_Provided data:_
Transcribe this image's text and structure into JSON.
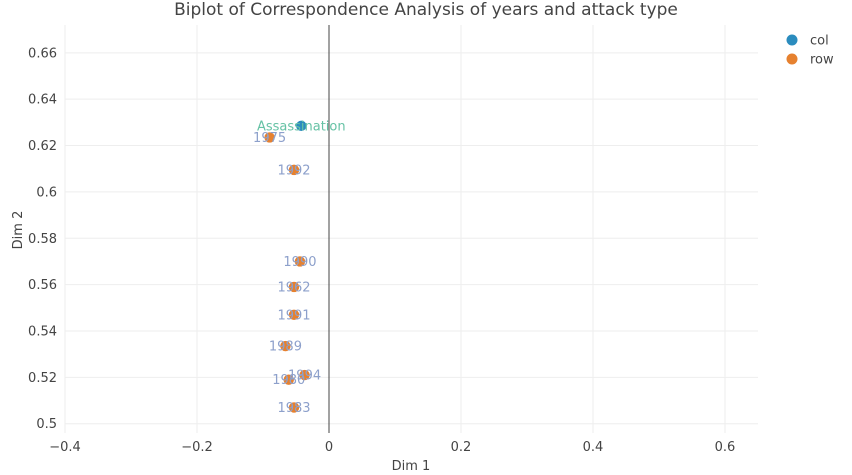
{
  "chart_data": {
    "type": "scatter",
    "title": "Biplot of Correspondence Analysis of years and attack type",
    "xlabel": "Dim 1",
    "ylabel": "Dim 2",
    "xlim": [
      -0.4,
      0.65
    ],
    "ylim": [
      0.496,
      0.672
    ],
    "x_ticks": [
      -0.4,
      -0.2,
      0,
      0.2,
      0.4,
      0.6
    ],
    "x_tick_labels": [
      "−0.4",
      "−0.2",
      "0",
      "0.2",
      "0.4",
      "0.6"
    ],
    "y_ticks": [
      0.5,
      0.52,
      0.54,
      0.56,
      0.58,
      0.6,
      0.62,
      0.64,
      0.66
    ],
    "y_tick_labels": [
      "0.5",
      "0.52",
      "0.54",
      "0.56",
      "0.58",
      "0.6",
      "0.62",
      "0.64",
      "0.66"
    ],
    "grid": true,
    "zero_line_x": true,
    "legend_position": "top-right",
    "series": [
      {
        "name": "col",
        "color": "#2b8cbe",
        "label_color": "#66c2a5",
        "points": [
          {
            "x": -0.042,
            "y": 0.6285,
            "label": "Assassination"
          }
        ]
      },
      {
        "name": "row",
        "color": "#e6812f",
        "label_color": "#8da0cb",
        "points": [
          {
            "x": -0.09,
            "y": 0.6235,
            "label": "1975"
          },
          {
            "x": -0.053,
            "y": 0.6095,
            "label": "1992"
          },
          {
            "x": -0.044,
            "y": 0.57,
            "label": "1990"
          },
          {
            "x": -0.053,
            "y": 0.559,
            "label": "1962"
          },
          {
            "x": -0.053,
            "y": 0.547,
            "label": "1991"
          },
          {
            "x": -0.066,
            "y": 0.5335,
            "label": "1989"
          },
          {
            "x": -0.037,
            "y": 0.521,
            "label": "1994"
          },
          {
            "x": -0.061,
            "y": 0.519,
            "label": "1980"
          },
          {
            "x": -0.053,
            "y": 0.507,
            "label": "1983"
          }
        ]
      }
    ]
  }
}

_Required task:_
Leave out the pictures and retype every line above exactly.

_The completed task:_
Transcribe this image's text and structure into JSON.
{
  "chart_data": {
    "type": "scatter",
    "title": "Biplot of Correspondence Analysis of years and attack type",
    "xlabel": "Dim 1",
    "ylabel": "Dim 2",
    "xlim": [
      -0.4,
      0.65
    ],
    "ylim": [
      0.496,
      0.672
    ],
    "x_ticks": [
      -0.4,
      -0.2,
      0,
      0.2,
      0.4,
      0.6
    ],
    "x_tick_labels": [
      "−0.4",
      "−0.2",
      "0",
      "0.2",
      "0.4",
      "0.6"
    ],
    "y_ticks": [
      0.5,
      0.52,
      0.54,
      0.56,
      0.58,
      0.6,
      0.62,
      0.64,
      0.66
    ],
    "y_tick_labels": [
      "0.5",
      "0.52",
      "0.54",
      "0.56",
      "0.58",
      "0.6",
      "0.62",
      "0.64",
      "0.66"
    ],
    "grid": true,
    "zero_line_x": true,
    "legend_position": "top-right",
    "series": [
      {
        "name": "col",
        "color": "#2b8cbe",
        "label_color": "#66c2a5",
        "points": [
          {
            "x": -0.042,
            "y": 0.6285,
            "label": "Assassination"
          }
        ]
      },
      {
        "name": "row",
        "color": "#e6812f",
        "label_color": "#8da0cb",
        "points": [
          {
            "x": -0.09,
            "y": 0.6235,
            "label": "1975"
          },
          {
            "x": -0.053,
            "y": 0.6095,
            "label": "1992"
          },
          {
            "x": -0.044,
            "y": 0.57,
            "label": "1990"
          },
          {
            "x": -0.053,
            "y": 0.559,
            "label": "1962"
          },
          {
            "x": -0.053,
            "y": 0.547,
            "label": "1991"
          },
          {
            "x": -0.066,
            "y": 0.5335,
            "label": "1989"
          },
          {
            "x": -0.037,
            "y": 0.521,
            "label": "1994"
          },
          {
            "x": -0.061,
            "y": 0.519,
            "label": "1980"
          },
          {
            "x": -0.053,
            "y": 0.507,
            "label": "1983"
          }
        ]
      }
    ]
  }
}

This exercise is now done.